** Start Given records **

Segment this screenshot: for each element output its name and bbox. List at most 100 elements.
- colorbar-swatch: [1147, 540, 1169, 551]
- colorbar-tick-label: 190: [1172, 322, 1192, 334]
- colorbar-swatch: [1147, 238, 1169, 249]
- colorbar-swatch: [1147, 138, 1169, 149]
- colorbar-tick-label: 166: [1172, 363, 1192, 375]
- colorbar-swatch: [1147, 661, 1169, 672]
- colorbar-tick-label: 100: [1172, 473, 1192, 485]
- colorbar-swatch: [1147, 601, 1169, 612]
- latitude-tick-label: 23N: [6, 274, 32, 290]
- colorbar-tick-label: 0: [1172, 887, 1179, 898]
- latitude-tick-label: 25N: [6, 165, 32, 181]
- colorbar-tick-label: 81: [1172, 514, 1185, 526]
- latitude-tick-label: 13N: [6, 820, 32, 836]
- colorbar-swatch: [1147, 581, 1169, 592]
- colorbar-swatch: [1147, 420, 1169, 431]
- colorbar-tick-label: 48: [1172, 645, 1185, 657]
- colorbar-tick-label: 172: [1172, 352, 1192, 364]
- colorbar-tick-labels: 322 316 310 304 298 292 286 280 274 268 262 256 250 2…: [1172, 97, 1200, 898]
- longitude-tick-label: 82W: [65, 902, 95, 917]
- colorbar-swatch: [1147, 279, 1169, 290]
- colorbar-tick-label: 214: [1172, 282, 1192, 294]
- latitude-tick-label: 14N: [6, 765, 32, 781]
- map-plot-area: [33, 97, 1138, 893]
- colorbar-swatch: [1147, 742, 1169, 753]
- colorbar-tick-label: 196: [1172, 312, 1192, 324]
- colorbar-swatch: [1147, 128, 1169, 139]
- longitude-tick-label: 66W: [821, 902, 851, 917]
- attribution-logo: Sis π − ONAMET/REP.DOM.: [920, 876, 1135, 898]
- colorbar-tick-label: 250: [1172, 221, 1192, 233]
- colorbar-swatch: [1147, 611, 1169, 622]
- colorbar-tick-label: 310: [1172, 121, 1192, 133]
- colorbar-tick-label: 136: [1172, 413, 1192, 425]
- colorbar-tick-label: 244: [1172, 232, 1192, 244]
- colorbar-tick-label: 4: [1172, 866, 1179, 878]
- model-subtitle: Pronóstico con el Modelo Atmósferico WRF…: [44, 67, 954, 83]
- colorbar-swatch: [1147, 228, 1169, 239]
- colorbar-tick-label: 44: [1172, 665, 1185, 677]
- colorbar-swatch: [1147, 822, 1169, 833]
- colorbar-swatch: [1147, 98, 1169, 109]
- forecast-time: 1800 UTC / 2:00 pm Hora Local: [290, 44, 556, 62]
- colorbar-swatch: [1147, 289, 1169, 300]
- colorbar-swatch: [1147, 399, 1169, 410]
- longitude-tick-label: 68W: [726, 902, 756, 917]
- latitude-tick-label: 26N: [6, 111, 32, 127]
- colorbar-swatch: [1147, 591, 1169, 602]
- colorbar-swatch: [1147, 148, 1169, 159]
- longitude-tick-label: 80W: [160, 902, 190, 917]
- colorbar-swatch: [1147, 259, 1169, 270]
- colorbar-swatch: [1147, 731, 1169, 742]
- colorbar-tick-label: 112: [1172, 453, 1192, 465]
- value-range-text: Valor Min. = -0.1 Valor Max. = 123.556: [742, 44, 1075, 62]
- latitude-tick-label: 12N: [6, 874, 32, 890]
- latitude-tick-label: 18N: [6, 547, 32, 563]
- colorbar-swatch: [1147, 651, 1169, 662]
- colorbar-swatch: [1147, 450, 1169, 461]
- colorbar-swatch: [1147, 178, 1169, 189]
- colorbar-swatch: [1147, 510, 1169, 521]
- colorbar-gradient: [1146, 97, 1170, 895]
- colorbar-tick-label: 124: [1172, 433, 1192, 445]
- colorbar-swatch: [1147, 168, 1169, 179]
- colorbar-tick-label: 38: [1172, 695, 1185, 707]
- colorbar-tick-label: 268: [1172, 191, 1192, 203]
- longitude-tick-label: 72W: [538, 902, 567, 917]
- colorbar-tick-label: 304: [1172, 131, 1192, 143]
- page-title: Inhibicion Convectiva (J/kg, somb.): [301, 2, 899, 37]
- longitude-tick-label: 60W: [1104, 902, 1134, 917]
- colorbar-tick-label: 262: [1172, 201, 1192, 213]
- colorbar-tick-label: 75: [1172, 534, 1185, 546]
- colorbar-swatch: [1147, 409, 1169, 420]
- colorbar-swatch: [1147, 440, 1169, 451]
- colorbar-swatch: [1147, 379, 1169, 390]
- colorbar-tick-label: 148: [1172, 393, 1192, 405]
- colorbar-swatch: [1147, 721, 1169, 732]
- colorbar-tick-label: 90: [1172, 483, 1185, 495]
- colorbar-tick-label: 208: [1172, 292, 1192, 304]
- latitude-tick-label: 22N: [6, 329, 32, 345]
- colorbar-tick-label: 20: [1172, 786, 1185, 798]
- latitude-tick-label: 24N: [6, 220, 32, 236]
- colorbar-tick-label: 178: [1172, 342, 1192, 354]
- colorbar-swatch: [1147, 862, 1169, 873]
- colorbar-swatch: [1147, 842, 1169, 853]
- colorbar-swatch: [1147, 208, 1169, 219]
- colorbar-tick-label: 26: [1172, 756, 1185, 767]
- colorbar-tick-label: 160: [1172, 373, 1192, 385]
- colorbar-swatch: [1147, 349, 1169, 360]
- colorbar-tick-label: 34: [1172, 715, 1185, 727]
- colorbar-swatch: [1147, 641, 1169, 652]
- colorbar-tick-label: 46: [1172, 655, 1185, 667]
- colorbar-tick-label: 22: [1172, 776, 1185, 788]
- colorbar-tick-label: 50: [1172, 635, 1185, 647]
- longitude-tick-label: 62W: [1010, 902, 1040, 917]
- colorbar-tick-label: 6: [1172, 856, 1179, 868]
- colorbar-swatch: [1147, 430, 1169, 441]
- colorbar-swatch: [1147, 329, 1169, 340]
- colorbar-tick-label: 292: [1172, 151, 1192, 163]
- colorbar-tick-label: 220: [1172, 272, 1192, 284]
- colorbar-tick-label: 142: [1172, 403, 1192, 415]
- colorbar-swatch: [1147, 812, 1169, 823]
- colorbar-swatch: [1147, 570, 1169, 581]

** End Given records **

Repeat the lines above, from the start through the line that contains "- colorbar-swatch: [1147, 822, 1169, 833]", with both ends included.

*Expected answer*.
Segment this screenshot: for each element output its name and bbox. List at most 100 elements.
- colorbar-swatch: [1147, 540, 1169, 551]
- colorbar-tick-label: 190: [1172, 322, 1192, 334]
- colorbar-swatch: [1147, 238, 1169, 249]
- colorbar-swatch: [1147, 138, 1169, 149]
- colorbar-tick-label: 166: [1172, 363, 1192, 375]
- colorbar-swatch: [1147, 661, 1169, 672]
- colorbar-tick-label: 100: [1172, 473, 1192, 485]
- colorbar-swatch: [1147, 601, 1169, 612]
- latitude-tick-label: 23N: [6, 274, 32, 290]
- colorbar-tick-label: 0: [1172, 887, 1179, 898]
- latitude-tick-label: 25N: [6, 165, 32, 181]
- colorbar-tick-label: 81: [1172, 514, 1185, 526]
- latitude-tick-label: 13N: [6, 820, 32, 836]
- colorbar-swatch: [1147, 581, 1169, 592]
- colorbar-swatch: [1147, 420, 1169, 431]
- colorbar-tick-label: 48: [1172, 645, 1185, 657]
- colorbar-tick-label: 172: [1172, 352, 1192, 364]
- colorbar-tick-labels: 322 316 310 304 298 292 286 280 274 268 262 256 250 2…: [1172, 97, 1200, 898]
- longitude-tick-label: 82W: [65, 902, 95, 917]
- colorbar-swatch: [1147, 279, 1169, 290]
- colorbar-tick-label: 214: [1172, 282, 1192, 294]
- latitude-tick-label: 14N: [6, 765, 32, 781]
- map-plot-area: [33, 97, 1138, 893]
- colorbar-swatch: [1147, 742, 1169, 753]
- colorbar-tick-label: 196: [1172, 312, 1192, 324]
- colorbar-swatch: [1147, 128, 1169, 139]
- longitude-tick-label: 66W: [821, 902, 851, 917]
- attribution-logo: Sis π − ONAMET/REP.DOM.: [920, 876, 1135, 898]
- colorbar-tick-label: 250: [1172, 221, 1192, 233]
- colorbar-swatch: [1147, 611, 1169, 622]
- colorbar-tick-label: 310: [1172, 121, 1192, 133]
- colorbar-tick-label: 136: [1172, 413, 1192, 425]
- colorbar-tick-label: 244: [1172, 232, 1192, 244]
- colorbar-tick-label: 4: [1172, 866, 1179, 878]
- model-subtitle: Pronóstico con el Modelo Atmósferico WRF…: [44, 67, 954, 83]
- colorbar-swatch: [1147, 228, 1169, 239]
- colorbar-tick-label: 44: [1172, 665, 1185, 677]
- colorbar-swatch: [1147, 822, 1169, 833]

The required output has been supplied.